Lines containing the word "Brier" should be extracted in full.

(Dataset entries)
****************

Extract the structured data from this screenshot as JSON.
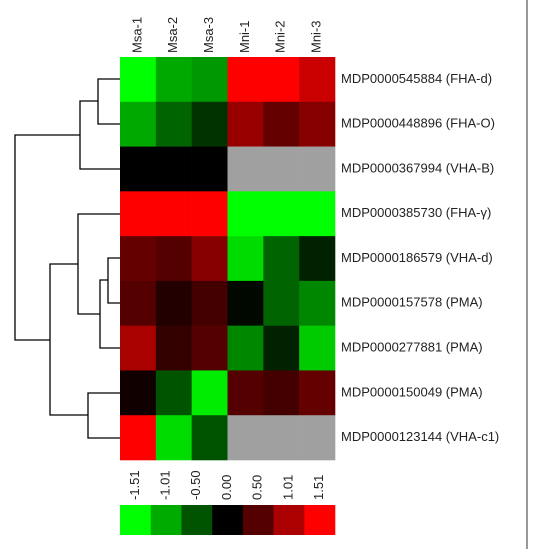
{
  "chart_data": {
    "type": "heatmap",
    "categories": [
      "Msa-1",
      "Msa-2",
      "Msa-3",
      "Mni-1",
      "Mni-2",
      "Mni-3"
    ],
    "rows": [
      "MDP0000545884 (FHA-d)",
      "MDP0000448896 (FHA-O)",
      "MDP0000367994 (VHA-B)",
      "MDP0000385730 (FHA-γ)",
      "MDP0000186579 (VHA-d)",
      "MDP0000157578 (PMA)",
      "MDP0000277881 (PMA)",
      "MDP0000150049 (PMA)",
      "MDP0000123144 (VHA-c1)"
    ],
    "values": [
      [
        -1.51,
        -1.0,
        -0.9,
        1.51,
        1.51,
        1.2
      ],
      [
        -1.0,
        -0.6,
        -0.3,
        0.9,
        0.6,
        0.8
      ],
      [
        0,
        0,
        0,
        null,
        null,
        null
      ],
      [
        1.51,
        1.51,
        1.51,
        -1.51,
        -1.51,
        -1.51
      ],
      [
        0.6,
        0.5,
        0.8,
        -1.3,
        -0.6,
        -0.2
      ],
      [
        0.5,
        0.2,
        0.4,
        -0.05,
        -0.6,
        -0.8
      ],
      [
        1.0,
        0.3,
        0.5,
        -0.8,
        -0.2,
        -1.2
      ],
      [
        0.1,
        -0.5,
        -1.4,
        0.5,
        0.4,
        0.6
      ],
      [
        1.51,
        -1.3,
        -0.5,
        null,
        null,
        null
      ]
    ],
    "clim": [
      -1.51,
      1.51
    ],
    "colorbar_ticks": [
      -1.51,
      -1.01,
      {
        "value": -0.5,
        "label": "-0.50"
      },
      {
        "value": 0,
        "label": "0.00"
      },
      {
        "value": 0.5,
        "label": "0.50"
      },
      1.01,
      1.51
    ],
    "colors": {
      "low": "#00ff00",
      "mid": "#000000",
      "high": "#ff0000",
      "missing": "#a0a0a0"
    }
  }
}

****************

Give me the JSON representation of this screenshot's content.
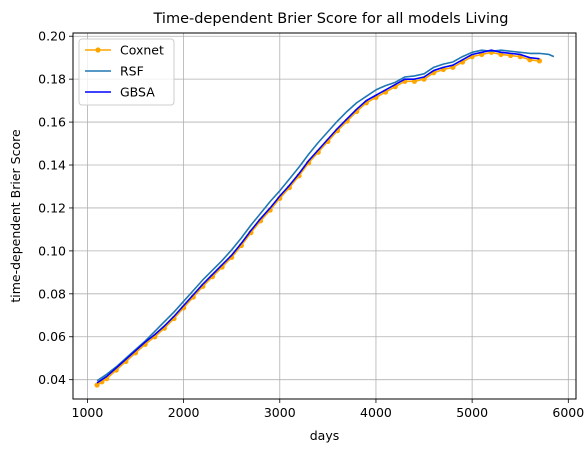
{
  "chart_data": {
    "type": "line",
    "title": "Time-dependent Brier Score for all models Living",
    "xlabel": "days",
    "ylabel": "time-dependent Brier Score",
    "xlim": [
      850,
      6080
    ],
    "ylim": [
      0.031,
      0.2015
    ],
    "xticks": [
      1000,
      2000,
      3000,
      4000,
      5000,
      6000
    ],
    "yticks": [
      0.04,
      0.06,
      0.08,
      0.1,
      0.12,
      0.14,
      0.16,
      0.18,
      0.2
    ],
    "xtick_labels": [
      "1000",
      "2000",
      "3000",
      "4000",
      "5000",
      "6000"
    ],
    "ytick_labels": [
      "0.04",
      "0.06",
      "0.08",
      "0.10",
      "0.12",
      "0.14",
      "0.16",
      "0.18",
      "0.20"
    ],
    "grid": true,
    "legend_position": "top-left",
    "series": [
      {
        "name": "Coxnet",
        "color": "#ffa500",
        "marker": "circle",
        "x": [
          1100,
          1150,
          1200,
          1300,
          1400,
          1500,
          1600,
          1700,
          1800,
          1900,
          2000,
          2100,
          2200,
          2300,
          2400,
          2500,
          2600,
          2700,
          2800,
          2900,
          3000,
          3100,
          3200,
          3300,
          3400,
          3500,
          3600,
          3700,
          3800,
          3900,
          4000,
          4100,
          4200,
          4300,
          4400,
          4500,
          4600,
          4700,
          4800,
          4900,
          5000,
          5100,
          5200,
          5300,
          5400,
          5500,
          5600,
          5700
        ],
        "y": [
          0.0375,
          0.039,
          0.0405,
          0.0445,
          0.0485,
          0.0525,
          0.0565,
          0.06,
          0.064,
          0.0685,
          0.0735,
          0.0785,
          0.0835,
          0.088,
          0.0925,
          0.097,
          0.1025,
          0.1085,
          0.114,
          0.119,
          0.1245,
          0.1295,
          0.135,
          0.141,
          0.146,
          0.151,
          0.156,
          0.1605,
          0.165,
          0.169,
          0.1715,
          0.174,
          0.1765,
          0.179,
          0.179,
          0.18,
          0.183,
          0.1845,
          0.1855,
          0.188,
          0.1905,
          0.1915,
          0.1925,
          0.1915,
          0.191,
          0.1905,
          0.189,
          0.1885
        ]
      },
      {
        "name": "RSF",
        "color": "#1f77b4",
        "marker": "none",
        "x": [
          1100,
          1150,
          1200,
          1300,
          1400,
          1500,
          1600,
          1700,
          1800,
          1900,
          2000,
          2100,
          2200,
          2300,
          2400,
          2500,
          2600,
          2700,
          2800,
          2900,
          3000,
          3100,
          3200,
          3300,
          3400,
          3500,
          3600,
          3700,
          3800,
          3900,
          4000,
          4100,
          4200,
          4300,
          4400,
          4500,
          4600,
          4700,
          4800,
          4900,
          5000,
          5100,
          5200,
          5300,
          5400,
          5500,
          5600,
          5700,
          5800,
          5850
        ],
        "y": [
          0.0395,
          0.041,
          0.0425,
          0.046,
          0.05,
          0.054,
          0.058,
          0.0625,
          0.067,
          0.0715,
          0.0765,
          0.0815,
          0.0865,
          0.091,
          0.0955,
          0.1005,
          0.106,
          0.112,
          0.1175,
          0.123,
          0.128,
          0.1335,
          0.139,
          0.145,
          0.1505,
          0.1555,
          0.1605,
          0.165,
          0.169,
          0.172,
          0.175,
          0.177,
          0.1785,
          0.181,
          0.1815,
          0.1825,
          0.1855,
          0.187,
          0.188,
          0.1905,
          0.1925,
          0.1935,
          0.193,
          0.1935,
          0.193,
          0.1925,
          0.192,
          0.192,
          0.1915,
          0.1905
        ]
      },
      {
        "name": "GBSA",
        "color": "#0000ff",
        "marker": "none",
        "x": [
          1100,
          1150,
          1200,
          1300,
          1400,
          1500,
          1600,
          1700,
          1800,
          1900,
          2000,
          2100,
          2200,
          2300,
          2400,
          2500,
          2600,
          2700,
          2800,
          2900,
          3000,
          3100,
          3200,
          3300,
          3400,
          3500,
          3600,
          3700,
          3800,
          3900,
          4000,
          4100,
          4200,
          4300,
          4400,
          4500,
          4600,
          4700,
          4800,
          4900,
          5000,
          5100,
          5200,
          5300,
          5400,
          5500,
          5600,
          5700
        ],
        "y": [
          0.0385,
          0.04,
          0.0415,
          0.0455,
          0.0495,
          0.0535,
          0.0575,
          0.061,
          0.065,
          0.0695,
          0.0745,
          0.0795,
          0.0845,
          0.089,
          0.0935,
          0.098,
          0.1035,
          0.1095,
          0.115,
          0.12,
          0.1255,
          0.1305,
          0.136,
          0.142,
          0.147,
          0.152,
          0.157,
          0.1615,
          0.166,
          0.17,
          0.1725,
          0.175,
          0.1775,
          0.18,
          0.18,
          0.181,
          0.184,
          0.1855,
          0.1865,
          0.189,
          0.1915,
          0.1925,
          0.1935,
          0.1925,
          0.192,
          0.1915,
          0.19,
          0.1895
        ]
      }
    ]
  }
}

****************

| Task output |
    "title": "Time-dependent Brier Score for all models Living",
    "ylabel": "time-dependent Brier Score",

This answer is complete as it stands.